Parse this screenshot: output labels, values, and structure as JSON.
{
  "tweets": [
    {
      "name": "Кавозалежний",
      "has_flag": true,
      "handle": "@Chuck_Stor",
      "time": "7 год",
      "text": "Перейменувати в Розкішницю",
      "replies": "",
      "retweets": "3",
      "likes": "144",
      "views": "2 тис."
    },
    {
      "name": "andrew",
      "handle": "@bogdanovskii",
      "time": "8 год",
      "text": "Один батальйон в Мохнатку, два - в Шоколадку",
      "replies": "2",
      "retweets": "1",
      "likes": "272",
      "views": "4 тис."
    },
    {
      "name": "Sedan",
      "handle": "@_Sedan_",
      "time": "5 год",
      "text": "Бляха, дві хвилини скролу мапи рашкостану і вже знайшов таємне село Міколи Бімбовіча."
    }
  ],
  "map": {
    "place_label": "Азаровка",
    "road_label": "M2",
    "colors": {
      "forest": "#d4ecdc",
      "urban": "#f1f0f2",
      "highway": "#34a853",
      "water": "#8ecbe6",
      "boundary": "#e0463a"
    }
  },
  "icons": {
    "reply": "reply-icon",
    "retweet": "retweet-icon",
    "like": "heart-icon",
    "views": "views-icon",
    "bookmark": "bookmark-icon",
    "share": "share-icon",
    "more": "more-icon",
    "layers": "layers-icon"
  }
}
━━━━━━━━
Collect the complete line wherever the string "text" appears in the records.

      "text": "Перейменувати в Розкішницю",
      "text": "Один батальйон в Мохнатку, два - в Шоколадку",
      "text": "Бляха, дві хвилини скролу мапи рашкостану і вже знайшов таємне село Міколи Бімбовіча."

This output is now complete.